▶ [Your objective] Copy each line below exactly and leave the pictures out.

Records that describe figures
+++

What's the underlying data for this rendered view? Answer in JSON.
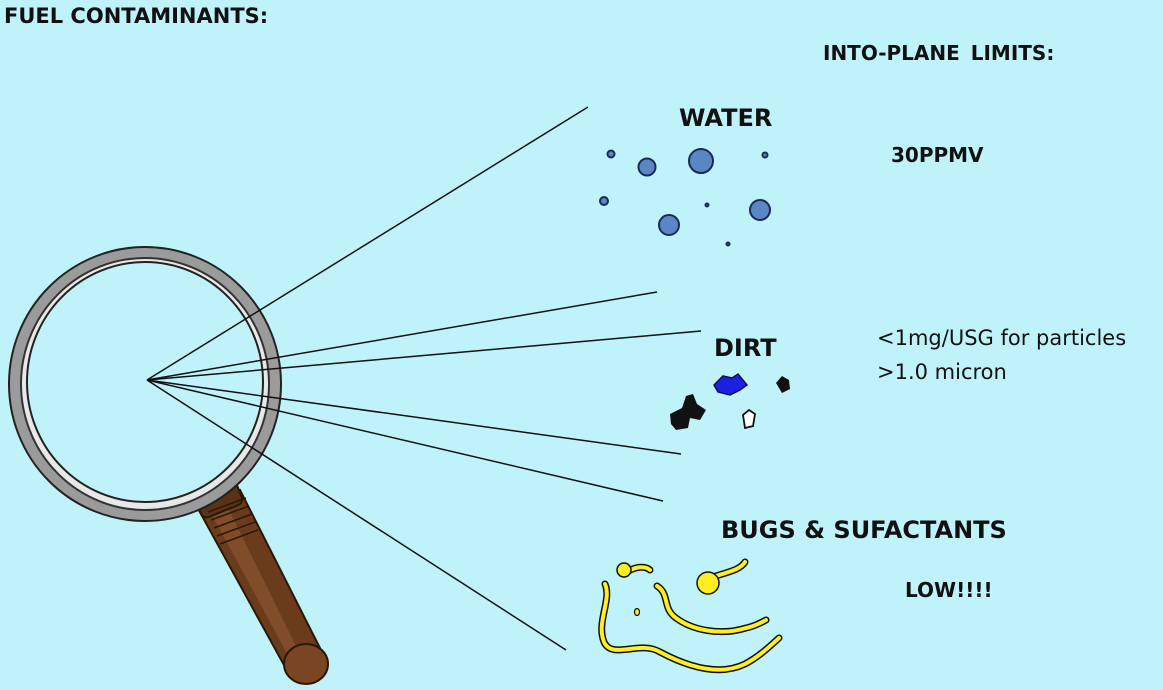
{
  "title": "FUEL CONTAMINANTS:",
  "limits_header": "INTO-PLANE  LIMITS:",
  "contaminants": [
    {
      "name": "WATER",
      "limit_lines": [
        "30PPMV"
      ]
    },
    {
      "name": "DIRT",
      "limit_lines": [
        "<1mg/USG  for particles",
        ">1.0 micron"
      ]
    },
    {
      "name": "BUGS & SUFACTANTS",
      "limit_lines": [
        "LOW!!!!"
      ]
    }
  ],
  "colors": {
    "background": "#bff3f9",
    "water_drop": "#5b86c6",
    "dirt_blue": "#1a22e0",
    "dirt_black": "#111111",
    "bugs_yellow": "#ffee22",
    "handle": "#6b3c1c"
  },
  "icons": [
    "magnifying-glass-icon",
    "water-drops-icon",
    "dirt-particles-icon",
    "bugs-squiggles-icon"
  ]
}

+++

▶ [Written solution]
What's the underlying data for this rendered view? Answer in JSON.
{
  "title": "FUEL CONTAMINANTS:",
  "limits_header": "INTO-PLANE  LIMITS:",
  "contaminants": [
    {
      "name": "WATER",
      "limit_lines": [
        "30PPMV"
      ]
    },
    {
      "name": "DIRT",
      "limit_lines": [
        "<1mg/USG  for particles",
        ">1.0 micron"
      ]
    },
    {
      "name": "BUGS & SUFACTANTS",
      "limit_lines": [
        "LOW!!!!"
      ]
    }
  ],
  "colors": {
    "background": "#bff3f9",
    "water_drop": "#5b86c6",
    "dirt_blue": "#1a22e0",
    "dirt_black": "#111111",
    "bugs_yellow": "#ffee22",
    "handle": "#6b3c1c"
  },
  "icons": [
    "magnifying-glass-icon",
    "water-drops-icon",
    "dirt-particles-icon",
    "bugs-squiggles-icon"
  ]
}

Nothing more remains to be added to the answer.